## [PROBLEM DESCRIPTION]
Copy every line, leaving nothing out and adding nothing.
━━━━━━━━━━━━━━━━━━━━
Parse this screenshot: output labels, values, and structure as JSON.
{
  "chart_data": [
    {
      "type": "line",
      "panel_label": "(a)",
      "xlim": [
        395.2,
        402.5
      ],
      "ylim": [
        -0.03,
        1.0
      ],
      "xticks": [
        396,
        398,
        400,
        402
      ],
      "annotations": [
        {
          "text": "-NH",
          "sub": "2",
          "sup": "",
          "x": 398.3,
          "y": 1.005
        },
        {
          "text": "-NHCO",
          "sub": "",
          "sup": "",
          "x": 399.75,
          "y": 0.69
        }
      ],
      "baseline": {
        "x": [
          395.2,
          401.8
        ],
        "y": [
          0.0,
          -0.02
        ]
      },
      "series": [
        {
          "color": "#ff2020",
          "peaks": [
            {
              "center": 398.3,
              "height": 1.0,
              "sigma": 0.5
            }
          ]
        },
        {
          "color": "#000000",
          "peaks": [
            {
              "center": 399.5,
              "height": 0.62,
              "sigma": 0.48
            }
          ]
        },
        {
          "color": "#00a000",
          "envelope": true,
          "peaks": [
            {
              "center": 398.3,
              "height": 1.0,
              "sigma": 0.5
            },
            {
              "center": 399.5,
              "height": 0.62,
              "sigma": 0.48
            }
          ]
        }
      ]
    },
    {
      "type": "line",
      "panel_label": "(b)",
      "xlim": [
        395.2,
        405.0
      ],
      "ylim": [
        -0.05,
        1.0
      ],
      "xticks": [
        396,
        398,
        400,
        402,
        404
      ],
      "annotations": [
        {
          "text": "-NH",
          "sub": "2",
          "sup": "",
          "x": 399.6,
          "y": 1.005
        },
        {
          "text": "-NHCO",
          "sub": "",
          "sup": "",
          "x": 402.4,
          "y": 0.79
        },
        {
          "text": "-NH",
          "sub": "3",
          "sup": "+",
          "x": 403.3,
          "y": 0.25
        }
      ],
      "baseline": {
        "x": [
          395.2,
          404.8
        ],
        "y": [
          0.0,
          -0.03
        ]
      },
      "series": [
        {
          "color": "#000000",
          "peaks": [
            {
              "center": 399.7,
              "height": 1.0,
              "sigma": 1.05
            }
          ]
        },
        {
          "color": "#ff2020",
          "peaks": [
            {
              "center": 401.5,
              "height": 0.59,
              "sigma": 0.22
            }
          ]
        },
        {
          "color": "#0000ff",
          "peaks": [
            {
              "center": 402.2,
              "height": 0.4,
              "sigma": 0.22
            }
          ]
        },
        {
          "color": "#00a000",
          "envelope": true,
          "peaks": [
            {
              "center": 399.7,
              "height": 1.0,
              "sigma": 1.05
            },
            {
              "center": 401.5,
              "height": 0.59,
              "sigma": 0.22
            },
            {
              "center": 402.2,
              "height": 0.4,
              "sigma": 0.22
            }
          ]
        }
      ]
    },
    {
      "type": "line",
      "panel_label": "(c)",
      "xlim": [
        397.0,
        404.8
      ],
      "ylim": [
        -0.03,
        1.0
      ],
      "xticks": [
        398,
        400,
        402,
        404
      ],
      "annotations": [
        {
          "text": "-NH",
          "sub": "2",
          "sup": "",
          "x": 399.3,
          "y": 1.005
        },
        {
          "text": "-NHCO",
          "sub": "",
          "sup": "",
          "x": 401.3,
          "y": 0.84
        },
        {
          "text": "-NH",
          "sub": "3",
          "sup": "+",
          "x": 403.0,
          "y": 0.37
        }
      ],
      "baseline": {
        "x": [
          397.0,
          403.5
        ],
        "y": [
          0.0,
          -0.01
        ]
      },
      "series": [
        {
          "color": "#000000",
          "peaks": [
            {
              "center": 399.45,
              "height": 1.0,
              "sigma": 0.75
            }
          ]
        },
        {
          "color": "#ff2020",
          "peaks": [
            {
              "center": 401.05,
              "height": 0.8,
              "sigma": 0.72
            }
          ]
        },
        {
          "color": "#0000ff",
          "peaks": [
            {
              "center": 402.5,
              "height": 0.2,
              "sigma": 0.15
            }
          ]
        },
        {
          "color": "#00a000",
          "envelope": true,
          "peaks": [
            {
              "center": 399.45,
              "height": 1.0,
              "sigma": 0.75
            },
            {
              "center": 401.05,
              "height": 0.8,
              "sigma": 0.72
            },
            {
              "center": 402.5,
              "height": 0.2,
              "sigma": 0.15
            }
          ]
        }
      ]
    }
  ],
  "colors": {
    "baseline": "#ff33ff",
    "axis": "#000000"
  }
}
━━━━━━━━━━━━━━━━━━━━
## [ANSWER FOR THE TASK]
Parse this screenshot: output labels, values, and structure as JSON.
{
  "chart_data": [
    {
      "type": "line",
      "panel_label": "(a)",
      "xlim": [
        395.2,
        402.5
      ],
      "ylim": [
        -0.03,
        1.0
      ],
      "xticks": [
        396,
        398,
        400,
        402
      ],
      "annotations": [
        {
          "text": "-NH",
          "sub": "2",
          "sup": "",
          "x": 398.3,
          "y": 1.005
        },
        {
          "text": "-NHCO",
          "sub": "",
          "sup": "",
          "x": 399.75,
          "y": 0.69
        }
      ],
      "baseline": {
        "x": [
          395.2,
          401.8
        ],
        "y": [
          0.0,
          -0.02
        ]
      },
      "series": [
        {
          "color": "#ff2020",
          "peaks": [
            {
              "center": 398.3,
              "height": 1.0,
              "sigma": 0.5
            }
          ]
        },
        {
          "color": "#000000",
          "peaks": [
            {
              "center": 399.5,
              "height": 0.62,
              "sigma": 0.48
            }
          ]
        },
        {
          "color": "#00a000",
          "envelope": true,
          "peaks": [
            {
              "center": 398.3,
              "height": 1.0,
              "sigma": 0.5
            },
            {
              "center": 399.5,
              "height": 0.62,
              "sigma": 0.48
            }
          ]
        }
      ]
    },
    {
      "type": "line",
      "panel_label": "(b)",
      "xlim": [
        395.2,
        405.0
      ],
      "ylim": [
        -0.05,
        1.0
      ],
      "xticks": [
        396,
        398,
        400,
        402,
        404
      ],
      "annotations": [
        {
          "text": "-NH",
          "sub": "2",
          "sup": "",
          "x": 399.6,
          "y": 1.005
        },
        {
          "text": "-NHCO",
          "sub": "",
          "sup": "",
          "x": 402.4,
          "y": 0.79
        },
        {
          "text": "-NH",
          "sub": "3",
          "sup": "+",
          "x": 403.3,
          "y": 0.25
        }
      ],
      "baseline": {
        "x": [
          395.2,
          404.8
        ],
        "y": [
          0.0,
          -0.03
        ]
      },
      "series": [
        {
          "color": "#000000",
          "peaks": [
            {
              "center": 399.7,
              "height": 1.0,
              "sigma": 1.05
            }
          ]
        },
        {
          "color": "#ff2020",
          "peaks": [
            {
              "center": 401.5,
              "height": 0.59,
              "sigma": 0.22
            }
          ]
        },
        {
          "color": "#0000ff",
          "peaks": [
            {
              "center": 402.2,
              "height": 0.4,
              "sigma": 0.22
            }
          ]
        },
        {
          "color": "#00a000",
          "envelope": true,
          "peaks": [
            {
              "center": 399.7,
              "height": 1.0,
              "sigma": 1.05
            },
            {
              "center": 401.5,
              "height": 0.59,
              "sigma": 0.22
            },
            {
              "center": 402.2,
              "height": 0.4,
              "sigma": 0.22
            }
          ]
        }
      ]
    },
    {
      "type": "line",
      "panel_label": "(c)",
      "xlim": [
        397.0,
        404.8
      ],
      "ylim": [
        -0.03,
        1.0
      ],
      "xticks": [
        398,
        400,
        402,
        404
      ],
      "annotations": [
        {
          "text": "-NH",
          "sub": "2",
          "sup": "",
          "x": 399.3,
          "y": 1.005
        },
        {
          "text": "-NHCO",
          "sub": "",
          "sup": "",
          "x": 401.3,
          "y": 0.84
        },
        {
          "text": "-NH",
          "sub": "3",
          "sup": "+",
          "x": 403.0,
          "y": 0.37
        }
      ],
      "baseline": {
        "x": [
          397.0,
          403.5
        ],
        "y": [
          0.0,
          -0.01
        ]
      },
      "series": [
        {
          "color": "#000000",
          "peaks": [
            {
              "center": 399.45,
              "height": 1.0,
              "sigma": 0.75
            }
          ]
        },
        {
          "color": "#ff2020",
          "peaks": [
            {
              "center": 401.05,
              "height": 0.8,
              "sigma": 0.72
            }
          ]
        },
        {
          "color": "#0000ff",
          "peaks": [
            {
              "center": 402.5,
              "height": 0.2,
              "sigma": 0.15
            }
          ]
        },
        {
          "color": "#00a000",
          "envelope": true,
          "peaks": [
            {
              "center": 399.45,
              "height": 1.0,
              "sigma": 0.75
            },
            {
              "center": 401.05,
              "height": 0.8,
              "sigma": 0.72
            },
            {
              "center": 402.5,
              "height": 0.2,
              "sigma": 0.15
            }
          ]
        }
      ]
    }
  ],
  "colors": {
    "baseline": "#ff33ff",
    "axis": "#000000"
  }
}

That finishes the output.